(Saved entries)
>>>

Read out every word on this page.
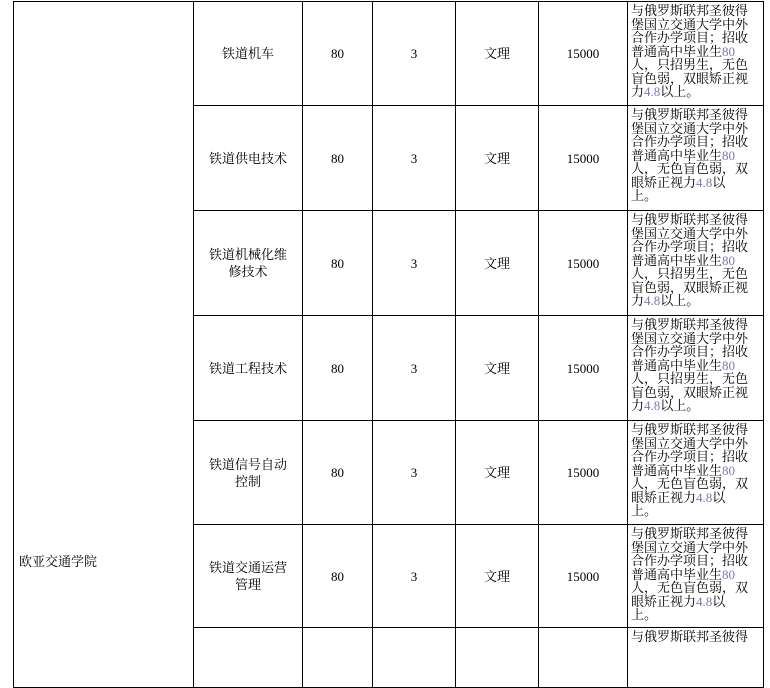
	铁道机车	80	3	文理	15000	与俄罗斯联邦圣彼得堡国立交通大学中外合作办学项目；招收普通高中毕业生80人，只招男生，无色盲色弱，双眼矫正视力4.8以上。
	铁道供电技术	80	3	文理	15000	与俄罗斯联邦圣彼得堡国立交通大学中外合作办学项目；招收普通高中毕业生80人，无色盲色弱，双眼矫正视力4.8以上。
	铁道机械化维修技术	80	3	文理	15000	与俄罗斯联邦圣彼得堡国立交通大学中外合作办学项目；招收普通高中毕业生80人，只招男生，无色盲色弱，双眼矫正视力4.8以上。
	铁道工程技术	80	3	文理	15000	与俄罗斯联邦圣彼得堡国立交通大学中外合作办学项目；招收普通高中毕业生80人，只招男生，无色盲色弱，双眼矫正视力4.8以上。
	铁道信号自动控制	80	3	文理	15000	与俄罗斯联邦圣彼得堡国立交通大学中外合作办学项目；招收普通高中毕业生80人，无色盲色弱，双眼矫正视力4.8以上。
	铁道交通运营管理	80	3	文理	15000	与俄罗斯联邦圣彼得堡国立交通大学中外合作办学项目；招收普通高中毕业生80人，无色盲色弱，双眼矫正视力4.8以上。
						与俄罗斯联邦圣彼得
欧亚交通学院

<<<

EXERCISE:
Copy out every line of the data that includes the word "与俄罗斯联邦圣彼得堡国立交通大学中外合作办学项目".

RESPONSE TO THE EXERCISE:
	铁道机车	80	3	文理	15000	与俄罗斯联邦圣彼得堡国立交通大学中外合作办学项目；招收普通高中毕业生80人，只招男生，无色盲色弱，双眼矫正视力4.8以上。
	铁道供电技术	80	3	文理	15000	与俄罗斯联邦圣彼得堡国立交通大学中外合作办学项目；招收普通高中毕业生80人，无色盲色弱，双眼矫正视力4.8以上。
	铁道机械化维修技术	80	3	文理	15000	与俄罗斯联邦圣彼得堡国立交通大学中外合作办学项目；招收普通高中毕业生80人，只招男生，无色盲色弱，双眼矫正视力4.8以上。
	铁道工程技术	80	3	文理	15000	与俄罗斯联邦圣彼得堡国立交通大学中外合作办学项目；招收普通高中毕业生80人，只招男生，无色盲色弱，双眼矫正视力4.8以上。
	铁道信号自动控制	80	3	文理	15000	与俄罗斯联邦圣彼得堡国立交通大学中外合作办学项目；招收普通高中毕业生80人，无色盲色弱，双眼矫正视力4.8以上。
	铁道交通运营管理	80	3	文理	15000	与俄罗斯联邦圣彼得堡国立交通大学中外合作办学项目；招收普通高中毕业生80人，无色盲色弱，双眼矫正视力4.8以上。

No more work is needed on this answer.